··· 文書抜粋
「引き渡す罪、引き渡す贖い」

及川 信

ヨハネによる福音書 18章38節〜19章16節

 

 ピラトは言った。「真理とは何か。」ピラトは、こう言ってからもう一度、ユダヤ人たちの前に出て来て言った。「わたしはあの男に何の罪も見いだせない。ところで、過越祭にはだれか一人をあなたたちに釈放するのが慣例になっている。あのユダヤ人の王を釈放してほしいか。」すると、彼らは、「その男ではない。バラバを」と大声で言い返した。バラバは強盗であった。
 そこで、ピラトはイエスを捕らえ、鞭で打たせた。兵士たちは茨で冠を編んでイエスの頭に載せ、紫の服をまとわせ、そばにやって来ては、「ユダヤ人の王、万歳」と言って、平手で打った。ピラトはまた出て来て、言った。「見よ、あの男をあなたたちのところへ引き出そう。そうすれば、わたしが彼に何の罪も見いだせないわけが分かるだろう。」
······
■ **課題の目標**: 上の文書抜粋を一字も変えずに、全文そのまま返しなさい。
··· 記録一覧
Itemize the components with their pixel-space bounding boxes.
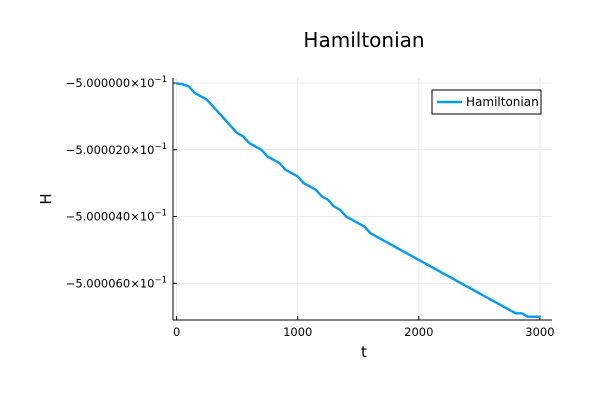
- legend-box: [431, 89, 542, 115]
- x-tick-label: 1000: [283, 325, 312, 339]
- chart-title: Hamiltonian: [303, 28, 424, 52]
- y-tick-label: −5.000040×10−1: [66, 209, 167, 224]
- y-tick-label: −5.000020×10−1: [66, 142, 167, 157]
- series-layer: [175, 82, 542, 318]
- y-ticks: −5.000000×10−1 −5.000020×10−1 −5.000040×10…: [66, 75, 177, 290]
- x-tick-label: 3000: [525, 325, 554, 339]
- x-tick-label: 0: [173, 325, 180, 339]
- y-tick-label: −5.000060×10−1: [66, 275, 167, 290]
- grid: [173, 78, 552, 320]
- legend-label-hamiltonian: Hamiltonian: [466, 95, 539, 109]
- legend: Hamiltonian: [431, 89, 542, 115]
- x-tick-label: 2000: [404, 325, 433, 339]
- y-tick-label: −5.000000×10−1: [66, 75, 167, 90]
- x-axis-label: t: [361, 343, 367, 361]
- series-line-hamiltonian: [175, 82, 542, 318]
- y-axis-label: H: [37, 193, 55, 204]
- axes: [172, 78, 552, 321]
- x-ticks: 0 1000 2000 3000: [173, 316, 555, 339]
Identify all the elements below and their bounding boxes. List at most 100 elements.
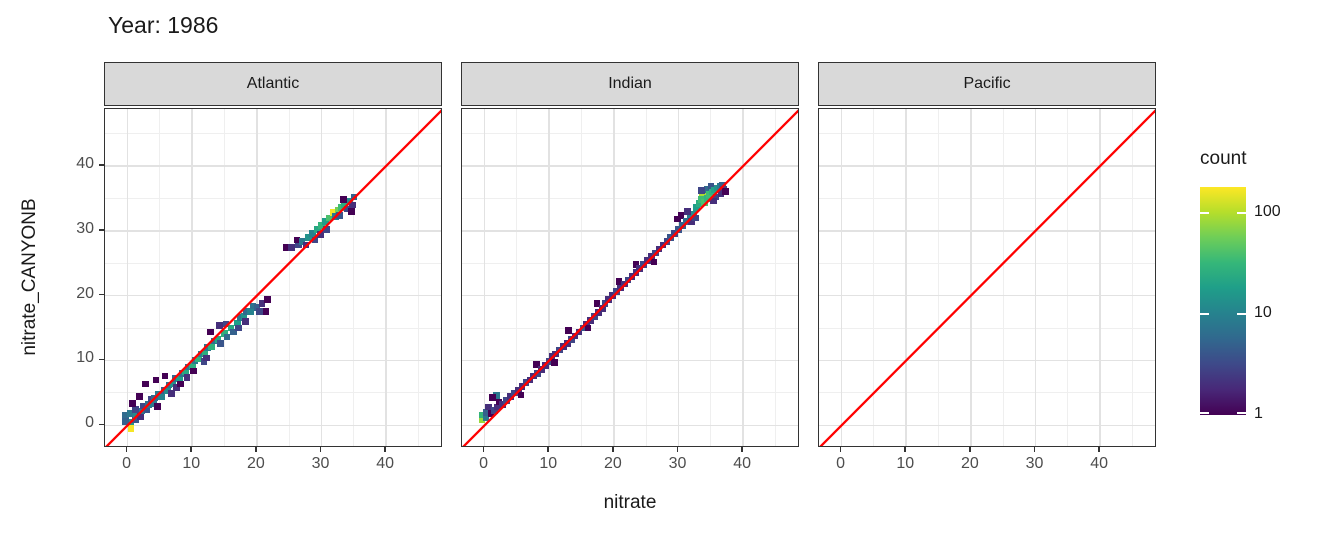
bin bbox=[222, 320, 230, 328]
gridline-major bbox=[819, 359, 1155, 362]
gridline-minor bbox=[873, 109, 875, 446]
y-tick-mark bbox=[99, 423, 104, 426]
y-tick-mark bbox=[99, 358, 104, 361]
x-tick-label: 20 bbox=[603, 455, 622, 472]
bin bbox=[173, 384, 181, 391]
legend-tick-mark bbox=[1237, 211, 1246, 214]
gridline-minor bbox=[819, 262, 1155, 264]
panel-indian bbox=[461, 108, 799, 447]
x-tick-mark bbox=[904, 447, 907, 452]
x-axis: 0 10 20 30 40 bbox=[818, 447, 1156, 483]
x-tick-mark bbox=[482, 447, 485, 452]
bin bbox=[311, 236, 319, 244]
bin bbox=[157, 393, 165, 401]
bin bbox=[337, 204, 345, 211]
bin bbox=[164, 387, 171, 394]
gridline-major bbox=[819, 424, 1155, 427]
bin bbox=[693, 204, 700, 211]
gridline-minor bbox=[645, 109, 647, 446]
gridline-major bbox=[320, 109, 323, 446]
x-tick-label: 10 bbox=[182, 455, 201, 472]
bin bbox=[293, 236, 301, 244]
gridline-minor bbox=[105, 327, 441, 329]
x-tick-label: 20 bbox=[246, 455, 265, 472]
y-tick-label: 40 bbox=[76, 155, 94, 173]
gridline-major bbox=[105, 230, 441, 232]
x-tick-label: 40 bbox=[1090, 455, 1109, 472]
facet-strip: Indian bbox=[461, 62, 799, 106]
gridline-minor bbox=[105, 197, 441, 199]
bin bbox=[214, 336, 222, 344]
gridline-minor bbox=[462, 262, 798, 264]
x-tick-mark bbox=[839, 447, 842, 452]
bin bbox=[256, 307, 263, 315]
gridline-major bbox=[905, 109, 907, 446]
identity-line bbox=[819, 109, 1155, 446]
gridline-major bbox=[462, 424, 798, 427]
facet-strip-label: Indian bbox=[608, 75, 652, 92]
gridline-minor bbox=[462, 327, 798, 329]
bin bbox=[236, 314, 244, 321]
gridline-major bbox=[105, 165, 441, 167]
facet-atlantic: Atlantic 0 10 20 30 40 bbox=[104, 62, 442, 482]
x-tick-label: 0 bbox=[479, 455, 489, 472]
y-tick-mark bbox=[99, 164, 104, 166]
y-tick-label: 20 bbox=[76, 284, 94, 302]
legend-tick-mark bbox=[1200, 211, 1209, 214]
gridline-major bbox=[462, 230, 798, 232]
bin bbox=[492, 392, 500, 399]
bin bbox=[677, 212, 685, 219]
identity-line bbox=[462, 109, 798, 446]
bin bbox=[322, 218, 329, 226]
gridline-major bbox=[462, 359, 798, 362]
bin bbox=[305, 234, 312, 241]
gridline-minor bbox=[819, 133, 1155, 135]
bin bbox=[517, 391, 525, 399]
x-tick-mark bbox=[125, 447, 128, 452]
bin bbox=[243, 307, 250, 315]
bin bbox=[489, 394, 496, 401]
gridline-major bbox=[462, 165, 798, 167]
gridline-minor bbox=[159, 109, 161, 446]
bin bbox=[191, 357, 199, 364]
bin bbox=[183, 374, 191, 381]
gridline-minor bbox=[105, 262, 441, 264]
bin bbox=[230, 328, 237, 336]
bin bbox=[485, 403, 492, 411]
bin bbox=[703, 195, 711, 202]
bin bbox=[684, 208, 691, 215]
legend-tick-mark bbox=[1237, 412, 1246, 414]
bin bbox=[329, 209, 337, 216]
gridline-minor bbox=[1002, 109, 1004, 446]
gridline-minor bbox=[819, 392, 1155, 394]
x-tick-label: 10 bbox=[896, 455, 915, 472]
x-tick-mark bbox=[676, 447, 679, 452]
bin bbox=[169, 380, 177, 388]
x-tick-mark bbox=[612, 447, 614, 452]
bin bbox=[712, 193, 720, 201]
x-tick-label: 40 bbox=[376, 455, 395, 472]
bin bbox=[325, 214, 333, 222]
facet-strip-label: Atlantic bbox=[246, 75, 300, 92]
gridline-minor bbox=[105, 133, 441, 135]
bin bbox=[341, 201, 349, 209]
legend-colorbar bbox=[1200, 187, 1246, 415]
bin bbox=[253, 304, 261, 311]
facet-strip: Pacific bbox=[818, 62, 1156, 106]
bin bbox=[632, 261, 640, 268]
x-axis: 0 10 20 30 40 bbox=[104, 447, 442, 483]
x-tick-label: 0 bbox=[122, 455, 132, 472]
bin bbox=[195, 355, 202, 363]
bin bbox=[185, 363, 192, 371]
bin bbox=[150, 399, 157, 407]
bin bbox=[262, 307, 270, 315]
gridline-minor bbox=[224, 109, 226, 446]
bin bbox=[207, 328, 214, 336]
bin bbox=[511, 389, 518, 397]
x-tick-mark bbox=[1033, 447, 1036, 452]
gridline-major bbox=[1034, 109, 1037, 446]
panel-atlantic bbox=[104, 108, 442, 447]
gridline-minor bbox=[774, 109, 776, 446]
bin bbox=[127, 425, 135, 432]
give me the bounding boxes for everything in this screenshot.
······
■ **解答**:
「引き渡す罪、引き渡す贖い」

及川 信

ヨハネによる福音書 18章38節〜19章16節

 

 ピラトは言った。「真理とは何か。」ピラトは、こう言ってからもう一度、ユダヤ人たちの前に出て来て言った。「わたしはあの男に何の罪も見いだせない。ところで、過越祭にはだれか一人をあなたたちに釈放するのが慣例になっている。あのユダヤ人の王を釈放してほしいか。」すると、彼らは、「その男ではない。バラバを」と大声で言い返した。バラバは強盗であった。
 そこで、ピラトはイエスを捕らえ、鞭で打たせた。兵士たちは茨で冠を編んでイエスの頭に載せ、紫の服をまとわせ、そばにやって来ては、「ユダヤ人の王、万歳」と言って、平手で打った。ピラトはまた出て来て、言った。「見よ、あの男をあなたたちのところへ引き出そう。そうすれば、わたしが彼に何の罪も見いだせないわけが分かるだろう。」